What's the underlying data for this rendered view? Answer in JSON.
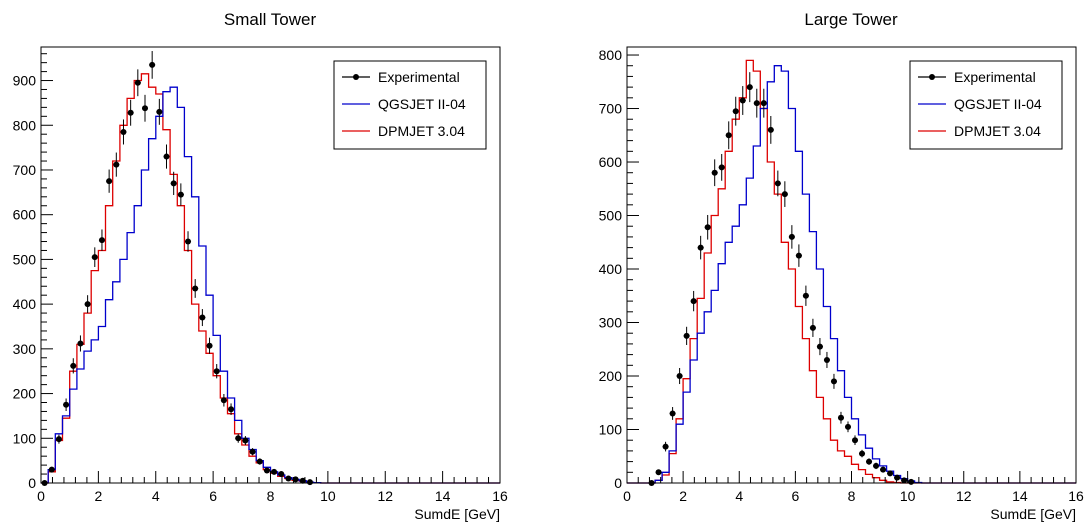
{
  "colors": {
    "experimental": "#000000",
    "qgsjet": "#0000cc",
    "dpmjet": "#dd0000",
    "frame": "#000000"
  },
  "chart_data": [
    {
      "type": "histogram",
      "title": "Small Tower",
      "xlabel": "SumdE [GeV]",
      "ylabel": "",
      "xlim": [
        0,
        16
      ],
      "ylim": [
        0,
        975
      ],
      "xticks": [
        0,
        2,
        4,
        6,
        8,
        10,
        12,
        14,
        16
      ],
      "yticks": [
        0,
        100,
        200,
        300,
        400,
        500,
        600,
        700,
        800,
        900
      ],
      "bin_edges_start": 0,
      "bin_width": 0.25,
      "legend": {
        "position": "top-right",
        "entries": [
          "Experimental",
          "QGSJET II-04",
          "DPMJET 3.04"
        ]
      },
      "series": [
        {
          "name": "Experimental",
          "style": "points-with-errors",
          "x": [
            0.125,
            0.375,
            0.625,
            0.875,
            1.125,
            1.375,
            1.625,
            1.875,
            2.125,
            2.375,
            2.625,
            2.875,
            3.125,
            3.375,
            3.625,
            3.875,
            4.125,
            4.375,
            4.625,
            4.875,
            5.125,
            5.375,
            5.625,
            5.875,
            6.125,
            6.375,
            6.625,
            6.875,
            7.125,
            7.375,
            7.625,
            7.875,
            8.125,
            8.375,
            8.625,
            8.875,
            9.125,
            9.375
          ],
          "y": [
            0,
            30,
            98,
            175,
            262,
            312,
            400,
            505,
            543,
            675,
            712,
            785,
            828,
            895,
            838,
            935,
            830,
            730,
            670,
            645,
            540,
            435,
            370,
            307,
            250,
            185,
            165,
            100,
            95,
            70,
            48,
            28,
            25,
            20,
            10,
            8,
            5,
            2
          ],
          "err": [
            0,
            6,
            10,
            14,
            17,
            18,
            20,
            22,
            24,
            26,
            27,
            28,
            29,
            30,
            30,
            31,
            29,
            27,
            26,
            25,
            23,
            21,
            19,
            18,
            16,
            14,
            13,
            10,
            10,
            8,
            7,
            5,
            5,
            4,
            3,
            3,
            2,
            2
          ]
        },
        {
          "name": "QGSJET II-04",
          "style": "step",
          "values": [
            0,
            30,
            110,
            150,
            210,
            255,
            295,
            320,
            350,
            410,
            450,
            500,
            560,
            620,
            700,
            770,
            820,
            875,
            885,
            840,
            730,
            640,
            530,
            420,
            330,
            250,
            190,
            140,
            100,
            75,
            50,
            35,
            25,
            18,
            12,
            8,
            5,
            2,
            1,
            0,
            0,
            0,
            0,
            0,
            0,
            0,
            0,
            0,
            0,
            0,
            0,
            0,
            0,
            0,
            0,
            0,
            0,
            0,
            0,
            0,
            0,
            0,
            0,
            0
          ]
        },
        {
          "name": "DPMJET 3.04",
          "style": "step",
          "values": [
            0,
            25,
            95,
            145,
            250,
            310,
            380,
            475,
            520,
            620,
            720,
            800,
            860,
            900,
            915,
            885,
            870,
            790,
            690,
            620,
            520,
            400,
            340,
            290,
            240,
            190,
            155,
            110,
            85,
            60,
            45,
            30,
            22,
            15,
            10,
            6,
            4,
            2,
            1,
            0,
            0,
            0,
            0,
            0,
            0,
            0,
            0,
            0,
            0,
            0,
            0,
            0,
            0,
            0,
            0,
            0,
            0,
            0,
            0,
            0,
            0,
            0,
            0,
            0
          ]
        }
      ]
    },
    {
      "type": "histogram",
      "title": "Large Tower",
      "xlabel": "SumdE [GeV]",
      "ylabel": "",
      "xlim": [
        0,
        16
      ],
      "ylim": [
        0,
        815
      ],
      "xticks": [
        0,
        2,
        4,
        6,
        8,
        10,
        12,
        14,
        16
      ],
      "yticks": [
        0,
        100,
        200,
        300,
        400,
        500,
        600,
        700,
        800
      ],
      "bin_edges_start": 0,
      "bin_width": 0.25,
      "legend": {
        "position": "top-right",
        "entries": [
          "Experimental",
          "QGSJET II-04",
          "DPMJET 3.04"
        ]
      },
      "series": [
        {
          "name": "Experimental",
          "style": "points-with-errors",
          "x": [
            0.875,
            1.125,
            1.375,
            1.625,
            1.875,
            2.125,
            2.375,
            2.625,
            2.875,
            3.125,
            3.375,
            3.625,
            3.875,
            4.125,
            4.375,
            4.625,
            4.875,
            5.125,
            5.375,
            5.625,
            5.875,
            6.125,
            6.375,
            6.625,
            6.875,
            7.125,
            7.375,
            7.625,
            7.875,
            8.125,
            8.375,
            8.625,
            8.875,
            9.125,
            9.375,
            9.625,
            9.875,
            10.125
          ],
          "y": [
            0,
            20,
            68,
            130,
            200,
            275,
            340,
            440,
            478,
            580,
            590,
            650,
            695,
            715,
            740,
            710,
            710,
            660,
            560,
            540,
            460,
            425,
            350,
            290,
            255,
            230,
            190,
            122,
            105,
            80,
            55,
            40,
            32,
            25,
            18,
            10,
            5,
            2
          ],
          "err": [
            0,
            5,
            9,
            12,
            15,
            17,
            19,
            22,
            23,
            25,
            25,
            26,
            27,
            27,
            28,
            27,
            27,
            26,
            24,
            24,
            22,
            21,
            19,
            17,
            16,
            15,
            14,
            11,
            10,
            9,
            7,
            6,
            6,
            5,
            4,
            3,
            2,
            2
          ]
        },
        {
          "name": "QGSJET II-04",
          "style": "step",
          "values": [
            0,
            0,
            0,
            0,
            5,
            20,
            60,
            110,
            170,
            230,
            280,
            320,
            360,
            410,
            450,
            480,
            520,
            570,
            630,
            700,
            750,
            780,
            770,
            700,
            620,
            540,
            470,
            400,
            330,
            270,
            210,
            160,
            120,
            90,
            65,
            45,
            32,
            22,
            14,
            8,
            4,
            1,
            0,
            0,
            0,
            0,
            0,
            0,
            0,
            0,
            0,
            0,
            0,
            0,
            0,
            0,
            0,
            0,
            0,
            0,
            0,
            0,
            0,
            0
          ]
        },
        {
          "name": "DPMJET 3.04",
          "style": "step",
          "values": [
            0,
            0,
            0,
            0,
            5,
            15,
            55,
            120,
            195,
            270,
            345,
            430,
            500,
            550,
            620,
            680,
            720,
            790,
            770,
            700,
            600,
            540,
            450,
            400,
            330,
            270,
            210,
            160,
            120,
            80,
            60,
            50,
            35,
            25,
            16,
            10,
            5,
            2,
            1,
            0,
            0,
            0,
            0,
            0,
            0,
            0,
            0,
            0,
            0,
            0,
            0,
            0,
            0,
            0,
            0,
            0,
            0,
            0,
            0,
            0,
            0,
            0,
            0,
            0
          ]
        }
      ]
    }
  ]
}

=====

[What the task asks] Give back each entry exactly as it appears, with no pictures.

[Task response]
What's the underlying data for this rendered view? Answer in JSON.
{
  "colors": {
    "experimental": "#000000",
    "qgsjet": "#0000cc",
    "dpmjet": "#dd0000",
    "frame": "#000000"
  },
  "chart_data": [
    {
      "type": "histogram",
      "title": "Small Tower",
      "xlabel": "SumdE [GeV]",
      "ylabel": "",
      "xlim": [
        0,
        16
      ],
      "ylim": [
        0,
        975
      ],
      "xticks": [
        0,
        2,
        4,
        6,
        8,
        10,
        12,
        14,
        16
      ],
      "yticks": [
        0,
        100,
        200,
        300,
        400,
        500,
        600,
        700,
        800,
        900
      ],
      "bin_edges_start": 0,
      "bin_width": 0.25,
      "legend": {
        "position": "top-right",
        "entries": [
          "Experimental",
          "QGSJET II-04",
          "DPMJET 3.04"
        ]
      },
      "series": [
        {
          "name": "Experimental",
          "style": "points-with-errors",
          "x": [
            0.125,
            0.375,
            0.625,
            0.875,
            1.125,
            1.375,
            1.625,
            1.875,
            2.125,
            2.375,
            2.625,
            2.875,
            3.125,
            3.375,
            3.625,
            3.875,
            4.125,
            4.375,
            4.625,
            4.875,
            5.125,
            5.375,
            5.625,
            5.875,
            6.125,
            6.375,
            6.625,
            6.875,
            7.125,
            7.375,
            7.625,
            7.875,
            8.125,
            8.375,
            8.625,
            8.875,
            9.125,
            9.375
          ],
          "y": [
            0,
            30,
            98,
            175,
            262,
            312,
            400,
            505,
            543,
            675,
            712,
            785,
            828,
            895,
            838,
            935,
            830,
            730,
            670,
            645,
            540,
            435,
            370,
            307,
            250,
            185,
            165,
            100,
            95,
            70,
            48,
            28,
            25,
            20,
            10,
            8,
            5,
            2
          ],
          "err": [
            0,
            6,
            10,
            14,
            17,
            18,
            20,
            22,
            24,
            26,
            27,
            28,
            29,
            30,
            30,
            31,
            29,
            27,
            26,
            25,
            23,
            21,
            19,
            18,
            16,
            14,
            13,
            10,
            10,
            8,
            7,
            5,
            5,
            4,
            3,
            3,
            2,
            2
          ]
        },
        {
          "name": "QGSJET II-04",
          "style": "step",
          "values": [
            0,
            30,
            110,
            150,
            210,
            255,
            295,
            320,
            350,
            410,
            450,
            500,
            560,
            620,
            700,
            770,
            820,
            875,
            885,
            840,
            730,
            640,
            530,
            420,
            330,
            250,
            190,
            140,
            100,
            75,
            50,
            35,
            25,
            18,
            12,
            8,
            5,
            2,
            1,
            0,
            0,
            0,
            0,
            0,
            0,
            0,
            0,
            0,
            0,
            0,
            0,
            0,
            0,
            0,
            0,
            0,
            0,
            0,
            0,
            0,
            0,
            0,
            0,
            0
          ]
        },
        {
          "name": "DPMJET 3.04",
          "style": "step",
          "values": [
            0,
            25,
            95,
            145,
            250,
            310,
            380,
            475,
            520,
            620,
            720,
            800,
            860,
            900,
            915,
            885,
            870,
            790,
            690,
            620,
            520,
            400,
            340,
            290,
            240,
            190,
            155,
            110,
            85,
            60,
            45,
            30,
            22,
            15,
            10,
            6,
            4,
            2,
            1,
            0,
            0,
            0,
            0,
            0,
            0,
            0,
            0,
            0,
            0,
            0,
            0,
            0,
            0,
            0,
            0,
            0,
            0,
            0,
            0,
            0,
            0,
            0,
            0,
            0
          ]
        }
      ]
    },
    {
      "type": "histogram",
      "title": "Large Tower",
      "xlabel": "SumdE [GeV]",
      "ylabel": "",
      "xlim": [
        0,
        16
      ],
      "ylim": [
        0,
        815
      ],
      "xticks": [
        0,
        2,
        4,
        6,
        8,
        10,
        12,
        14,
        16
      ],
      "yticks": [
        0,
        100,
        200,
        300,
        400,
        500,
        600,
        700,
        800
      ],
      "bin_edges_start": 0,
      "bin_width": 0.25,
      "legend": {
        "position": "top-right",
        "entries": [
          "Experimental",
          "QGSJET II-04",
          "DPMJET 3.04"
        ]
      },
      "series": [
        {
          "name": "Experimental",
          "style": "points-with-errors",
          "x": [
            0.875,
            1.125,
            1.375,
            1.625,
            1.875,
            2.125,
            2.375,
            2.625,
            2.875,
            3.125,
            3.375,
            3.625,
            3.875,
            4.125,
            4.375,
            4.625,
            4.875,
            5.125,
            5.375,
            5.625,
            5.875,
            6.125,
            6.375,
            6.625,
            6.875,
            7.125,
            7.375,
            7.625,
            7.875,
            8.125,
            8.375,
            8.625,
            8.875,
            9.125,
            9.375,
            9.625,
            9.875,
            10.125
          ],
          "y": [
            0,
            20,
            68,
            130,
            200,
            275,
            340,
            440,
            478,
            580,
            590,
            650,
            695,
            715,
            740,
            710,
            710,
            660,
            560,
            540,
            460,
            425,
            350,
            290,
            255,
            230,
            190,
            122,
            105,
            80,
            55,
            40,
            32,
            25,
            18,
            10,
            5,
            2
          ],
          "err": [
            0,
            5,
            9,
            12,
            15,
            17,
            19,
            22,
            23,
            25,
            25,
            26,
            27,
            27,
            28,
            27,
            27,
            26,
            24,
            24,
            22,
            21,
            19,
            17,
            16,
            15,
            14,
            11,
            10,
            9,
            7,
            6,
            6,
            5,
            4,
            3,
            2,
            2
          ]
        },
        {
          "name": "QGSJET II-04",
          "style": "step",
          "values": [
            0,
            0,
            0,
            0,
            5,
            20,
            60,
            110,
            170,
            230,
            280,
            320,
            360,
            410,
            450,
            480,
            520,
            570,
            630,
            700,
            750,
            780,
            770,
            700,
            620,
            540,
            470,
            400,
            330,
            270,
            210,
            160,
            120,
            90,
            65,
            45,
            32,
            22,
            14,
            8,
            4,
            1,
            0,
            0,
            0,
            0,
            0,
            0,
            0,
            0,
            0,
            0,
            0,
            0,
            0,
            0,
            0,
            0,
            0,
            0,
            0,
            0,
            0,
            0
          ]
        },
        {
          "name": "DPMJET 3.04",
          "style": "step",
          "values": [
            0,
            0,
            0,
            0,
            5,
            15,
            55,
            120,
            195,
            270,
            345,
            430,
            500,
            550,
            620,
            680,
            720,
            790,
            770,
            700,
            600,
            540,
            450,
            400,
            330,
            270,
            210,
            160,
            120,
            80,
            60,
            50,
            35,
            25,
            16,
            10,
            5,
            2,
            1,
            0,
            0,
            0,
            0,
            0,
            0,
            0,
            0,
            0,
            0,
            0,
            0,
            0,
            0,
            0,
            0,
            0,
            0,
            0,
            0,
            0,
            0,
            0,
            0,
            0
          ]
        }
      ]
    }
  ]
}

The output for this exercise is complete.